-------- Recorded information
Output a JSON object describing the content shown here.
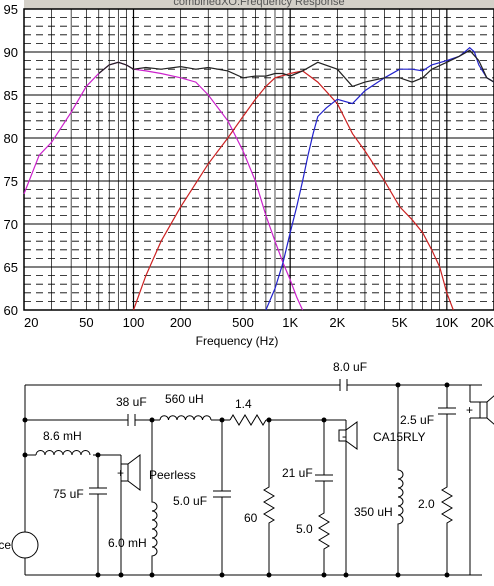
{
  "chart_data": {
    "type": "line",
    "title": "combinedXO:Frequency Response",
    "xlabel": "Frequency (Hz)",
    "ylabel": "",
    "x_scale": "log",
    "xlim": [
      20,
      20000
    ],
    "ylim": [
      60,
      95
    ],
    "x_ticks": [
      {
        "value": 20,
        "label": "20"
      },
      {
        "value": 50,
        "label": "50"
      },
      {
        "value": 100,
        "label": "100"
      },
      {
        "value": 200,
        "label": "200"
      },
      {
        "value": 500,
        "label": "500"
      },
      {
        "value": 1000,
        "label": "1K"
      },
      {
        "value": 2000,
        "label": "2K"
      },
      {
        "value": 5000,
        "label": "5K"
      },
      {
        "value": 10000,
        "label": "10K"
      },
      {
        "value": 20000,
        "label": "20K"
      }
    ],
    "y_ticks": [
      60,
      65,
      70,
      75,
      80,
      85,
      90,
      95
    ],
    "grid": true,
    "series": [
      {
        "color": "#cc22cc",
        "x": [
          20,
          25,
          30,
          40,
          50,
          60,
          70,
          80,
          90,
          100,
          120,
          150,
          200,
          250,
          300,
          400,
          500,
          600,
          700,
          800,
          900,
          1000,
          1100,
          1200
        ],
        "y": [
          73.5,
          78,
          79.5,
          83,
          86,
          87.5,
          88.5,
          88.8,
          88.5,
          88,
          87.8,
          87.5,
          87,
          86.5,
          85,
          82,
          78.5,
          75,
          71,
          68,
          65.5,
          63.5,
          61.5,
          60
        ]
      },
      {
        "color": "#cc2222",
        "x": [
          100,
          120,
          150,
          200,
          300,
          400,
          500,
          600,
          700,
          800,
          1000,
          1200,
          1500,
          2000,
          2500,
          3000,
          4000,
          5000,
          6000,
          7000,
          8000,
          9000,
          10000,
          11000
        ],
        "y": [
          60,
          64,
          68,
          72,
          77,
          80,
          82.5,
          84.5,
          86,
          87,
          87.5,
          87.8,
          86.5,
          84,
          80.5,
          78.5,
          75,
          72,
          70.5,
          69,
          67,
          65,
          62,
          60
        ]
      },
      {
        "color": "#2222cc",
        "x": [
          700,
          800,
          900,
          1000,
          1100,
          1200,
          1300,
          1400,
          1500,
          1700,
          2000,
          2500,
          3000,
          4000,
          5000,
          6000,
          7000,
          8000,
          10000,
          12000,
          13000,
          14000,
          15000,
          16000,
          18000,
          20000
        ],
        "y": [
          60,
          62.5,
          65.5,
          69,
          72,
          75,
          78,
          80.5,
          82.5,
          83.5,
          84.5,
          84,
          85.5,
          87,
          88,
          88,
          87.8,
          88.5,
          89,
          89.5,
          90,
          90.5,
          90,
          88.5,
          87,
          86.5
        ]
      },
      {
        "color": "#222222",
        "x": [
          60,
          70,
          80,
          90,
          100,
          120,
          150,
          200,
          250,
          300,
          400,
          500,
          600,
          700,
          800,
          900,
          1000,
          1200,
          1500,
          2000,
          2500,
          3000,
          4000,
          5000,
          6000,
          7000,
          8000,
          10000,
          12000,
          14000,
          16000,
          18000,
          20000
        ],
        "y": [
          87.5,
          88.5,
          88.8,
          88.5,
          88,
          88.2,
          88,
          88.3,
          88,
          88.2,
          87.8,
          87,
          87.2,
          87.2,
          87.5,
          87.5,
          87.2,
          87.8,
          88.8,
          88,
          86,
          86.5,
          87,
          87,
          86.5,
          87,
          88,
          88.8,
          89.5,
          90.2,
          89,
          87,
          86.5
        ]
      }
    ]
  },
  "schematic": {
    "capacitors": {
      "c_8uf": "8.0 uF",
      "c_38uf": "38 uF",
      "c_75uf": "75 uF",
      "c_5uf": "5.0 uF",
      "c_21uf": "21 uF",
      "c_2_5uf": "2.5 uF"
    },
    "inductors": {
      "l_8_6mh": "8.6 mH",
      "l_560uh": "560 uH",
      "l_6mh": "6.0 mH",
      "l_350uh": "350 uH"
    },
    "resistors": {
      "r_1_4": "1.4",
      "r_60": "60",
      "r_5": "5.0",
      "r_2": "2.0"
    },
    "drivers": {
      "woofer": "Peerless",
      "midrange": "CA15RLY"
    },
    "source_label": "Source"
  }
}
----------------
Brief:
Scan the records above for the string "Frequency", then select every line that holds it.

Result of this exercise:
    "title": "combinedXO:Frequency Response",
    "xlabel": "Frequency (Hz)",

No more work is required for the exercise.